Data for this task:
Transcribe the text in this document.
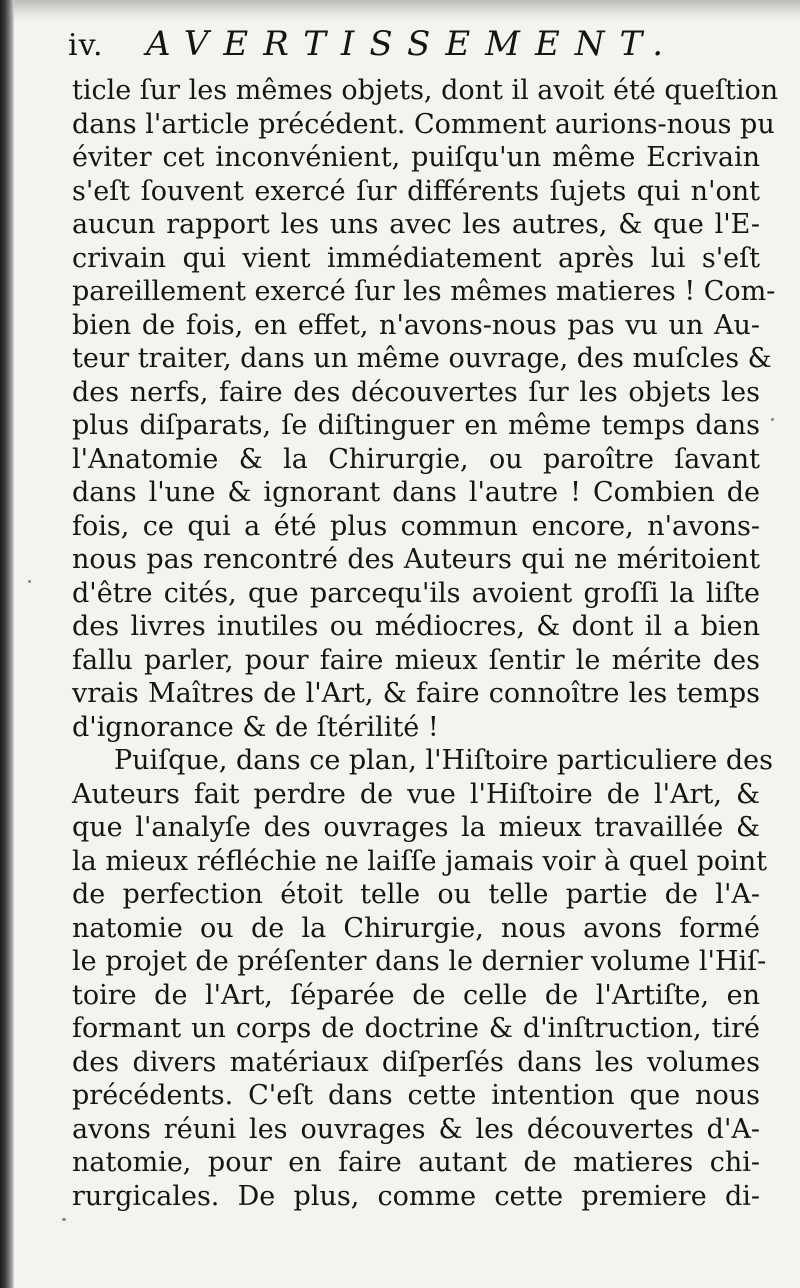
iv. AVERTISSEMENT.
ticle ſur les mêmes objets, dont il avoit été queſtion
dans l'article précédent. Comment aurions-nous pu
éviter cet inconvénient, puiſqu'un même Ecrivain
s'eſt ſouvent exercé ſur différents ſujets qui n'ont
aucun rapport les uns avec les autres, & que l'E-
crivain qui vient immédiatement après lui s'eſt
pareillement exercé ſur les mêmes matieres ! Com-
bien de fois, en effet, n'avons-nous pas vu un Au-
teur traiter, dans un même ouvrage, des muſcles &
des nerfs, faire des découvertes ſur les objets les
plus diſparats, ſe diſtinguer en même temps dans
l'Anatomie & la Chirurgie, ou paroître ſavant
dans l'une & ignorant dans l'autre ! Combien de
fois, ce qui a été plus commun encore, n'avons-
nous pas rencontré des Auteurs qui ne méritoient
d'être cités, que parcequ'ils avoient groſſi la liſte
des livres inutiles ou médiocres, & dont il a bien
fallu parler, pour faire mieux ſentir le mérite des
vrais Maîtres de l'Art, & faire connoître les temps
d'ignorance & de ſtérilité !
Puiſque, dans ce plan, l'Hiſtoire particuliere des
Auteurs fait perdre de vue l'Hiſtoire de l'Art, &
que l'analyſe des ouvrages la mieux travaillée &
la mieux réfléchie ne laiſſe jamais voir à quel point
de perfection étoit telle ou telle partie de l'A-
natomie ou de la Chirurgie, nous avons formé
le projet de préſenter dans le dernier volume l'Hiſ-
toire de l'Art, ſéparée de celle de l'Artiſte, en
formant un corps de doctrine & d'inſtruction, tiré
des divers matériaux diſperſés dans les volumes
précédents. C'eſt dans cette intention que nous
avons réuni les ouvrages & les découvertes d'A-
natomie, pour en faire autant de matieres chi-
rurgicales. De plus, comme cette premiere di-
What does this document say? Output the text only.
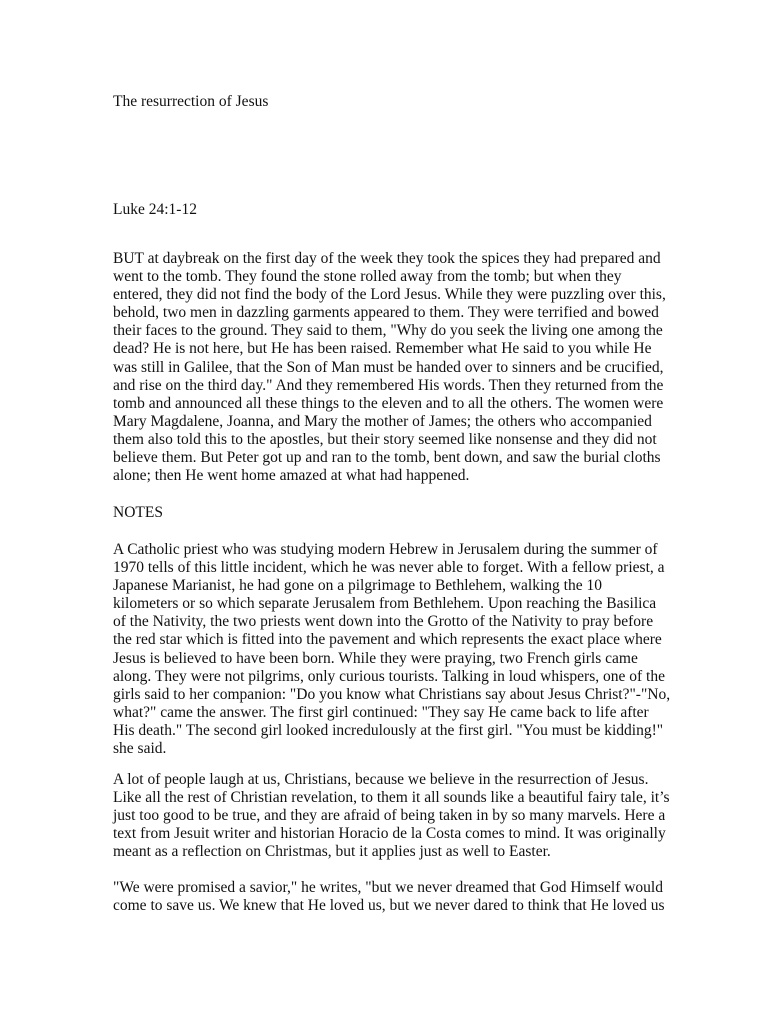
The resurrection of Jesus
Luke 24:1-12
BUT at daybreak on the first day of the week they took the spices they had prepared and
went to the tomb. They found the stone rolled away from the tomb; but when they
entered, they did not find the body of the Lord Jesus. While they were puzzling over this,
behold, two men in dazzling garments appeared to them. They were terrified and bowed
their faces to the ground. They said to them, "Why do you seek the living one among the
dead? He is not here, but He has been raised. Remember what He said to you while He
was still in Galilee, that the Son of Man must be handed over to sinners and be crucified,
and rise on the third day." And they remembered His words. Then they returned from the
tomb and announced all these things to the eleven and to all the others. The women were
Mary Magdalene, Joanna, and Mary the mother of James; the others who accompanied
them also told this to the apostles, but their story seemed like nonsense and they did not
believe them. But Peter got up and ran to the tomb, bent down, and saw the burial cloths
alone; then He went home amazed at what had happened.
NOTES
A Catholic priest who was studying modern Hebrew in Jerusalem during the summer of
1970 tells of this little incident, which he was never able to forget. With a fellow priest, a
Japanese Marianist, he had gone on a pilgrimage to Bethlehem, walking the 10
kilometers or so which separate Jerusalem from Bethlehem. Upon reaching the Basilica
of the Nativity, the two priests went down into the Grotto of the Nativity to pray before
the red star which is fitted into the pavement and which represents the exact place where
Jesus is believed to have been born. While they were praying, two French girls came
along. They were not pilgrims, only curious tourists. Talking in loud whispers, one of the
girls said to her companion: "Do you know what Christians say about Jesus Christ?"-"No,
what?" came the answer. The first girl continued: "They say He came back to life after
His death." The second girl looked incredulously at the first girl. "You must be kidding!"
she said.
A lot of people laugh at us, Christians, because we believe in the resurrection of Jesus.
Like all the rest of Christian revelation, to them it all sounds like a beautiful fairy tale, it’s
just too good to be true, and they are afraid of being taken in by so many marvels. Here a
text from Jesuit writer and historian Horacio de la Costa comes to mind. It was originally
meant as a reflection on Christmas, but it applies just as well to Easter.
"We were promised a savior," he writes, "but we never dreamed that God Himself would
come to save us. We knew that He loved us, but we never dared to think that He loved us
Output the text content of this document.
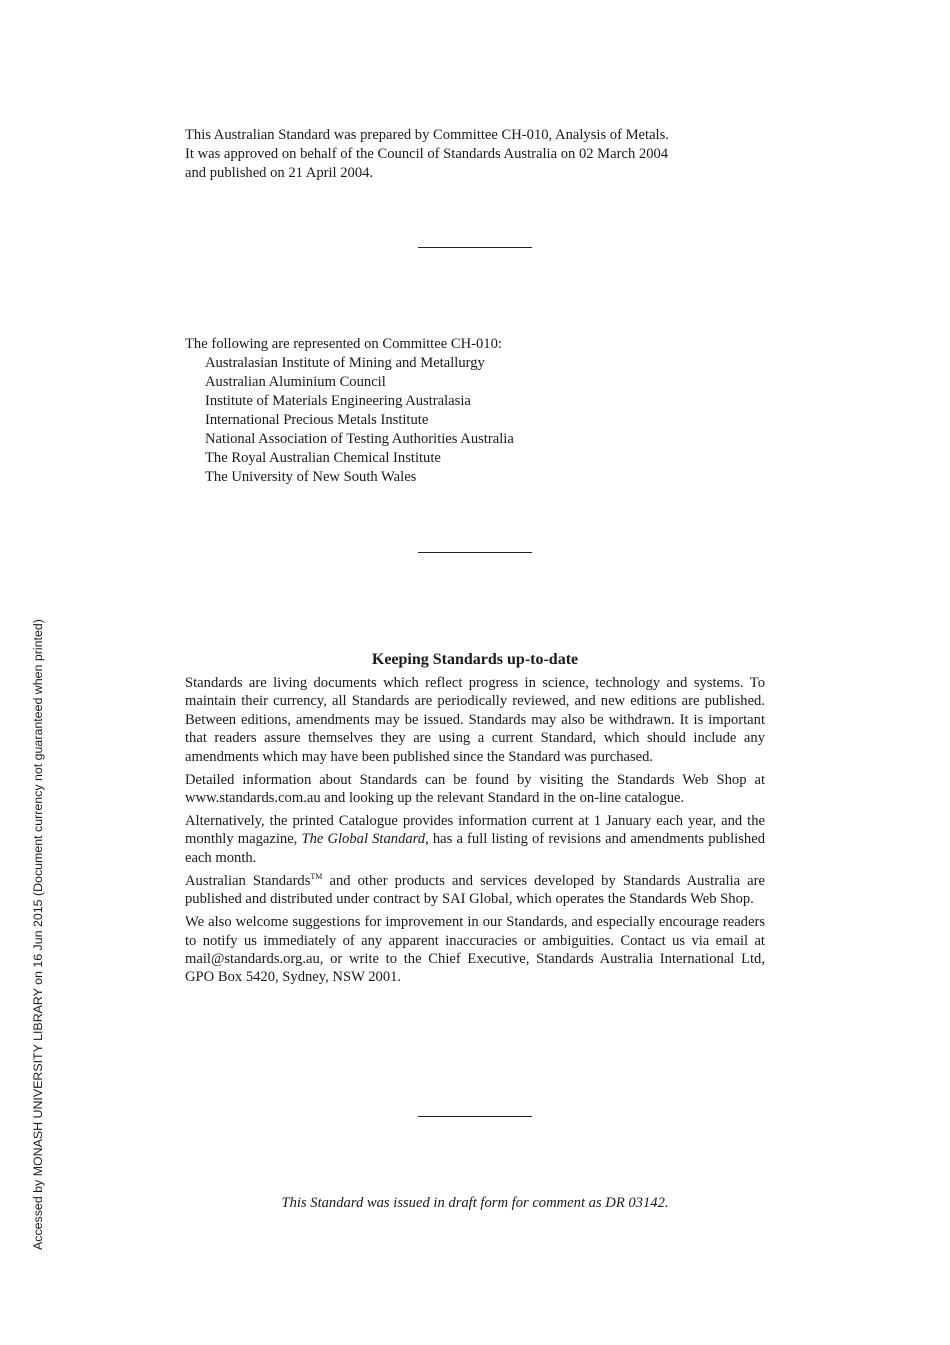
This Australian Standard was prepared by Committee CH-010, Analysis of Metals.
It was approved on behalf of the Council of Standards Australia on 02 March 2004
and published on 21 April 2004.
The following are represented on Committee CH-010:
Australasian Institute of Mining and Metallurgy
Australian Aluminium Council
Institute of Materials Engineering Australasia
International Precious Metals Institute
National Association of Testing Authorities Australia
The Royal Australian Chemical Institute
The University of New South Wales
Keeping Standards up-to-date

Standards are living documents which reflect progress in science, technology and systems. To maintain their currency, all Standards are periodically reviewed, and new editions are published. Between editions, amendments may be issued. Standards may also be withdrawn. It is important that readers assure themselves they are using a current Standard, which should include any amendments which may have been published since the Standard was purchased.

Detailed information about Standards can be found by visiting the Standards Web Shop at www.standards.com.au and looking up the relevant Standard in the on-line catalogue.

Alternatively, the printed Catalogue provides information current at 1 January each year, and the monthly magazine, The Global Standard, has a full listing of revisions and amendments published each month.

Australian Standards™ and other products and services developed by Standards Australia are published and distributed under contract by SAI Global, which operates the Standards Web Shop.

We also welcome suggestions for improvement in our Standards, and especially encourage readers to notify us immediately of any apparent inaccuracies or ambiguities. Contact us via email at mail@standards.org.au, or write to the Chief Executive, Standards Australia International Ltd, GPO Box 5420, Sydney, NSW 2001.

This Standard was issued in draft form for comment as DR 03142.
Accessed by MONASH UNIVERSITY LIBRARY on 16 Jun 2015 (Document currency not guaranteed when printed)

Your goal:
Only the lines from the one containing "Output the text content of this document." through the last line of the data belong in the copy, both included and reproduced exactly. Pictures do not.

Response to the exercise:
Output the text content of this document.
This Australian Standard was prepared by Committee CH-010, Analysis of Metals.
It was approved on behalf of the Council of Standards Australia on 02 March 2004
and published on 21 April 2004.
The following are represented on Committee CH-010:
Australasian Institute of Mining and Metallurgy
Australian Aluminium Council
Institute of Materials Engineering Australasia
International Precious Metals Institute
National Association of Testing Authorities Australia
The Royal Australian Chemical Institute
The University of New South Wales
Keeping Standards up-to-date

Standards are living documents which reflect progress in science, technology and systems. To maintain their currency, all Standards are periodically reviewed, and new editions are published. Between editions, amendments may be issued. Standards may also be withdrawn. It is important that readers assure themselves they are using a current Standard, which should include any amendments which may have been published since the Standard was purchased.

Detailed information about Standards can be found by visiting the Standards Web Shop at www.standards.com.au and looking up the relevant Standard in the on-line catalogue.

Alternatively, the printed Catalogue provides information current at 1 January each year, and the monthly magazine, The Global Standard, has a full listing of revisions and amendments published each month.

Australian Standards™ and other products and services developed by Standards Australia are published and distributed under contract by SAI Global, which operates the Standards Web Shop.

We also welcome suggestions for improvement in our Standards, and especially encourage readers to notify us immediately of any apparent inaccuracies or ambiguities. Contact us via email at mail@standards.org.au, or write to the Chief Executive, Standards Australia International Ltd, GPO Box 5420, Sydney, NSW 2001.

This Standard was issued in draft form for comment as DR 03142.
Accessed by MONASH UNIVERSITY LIBRARY on 16 Jun 2015 (Document currency not guaranteed when printed)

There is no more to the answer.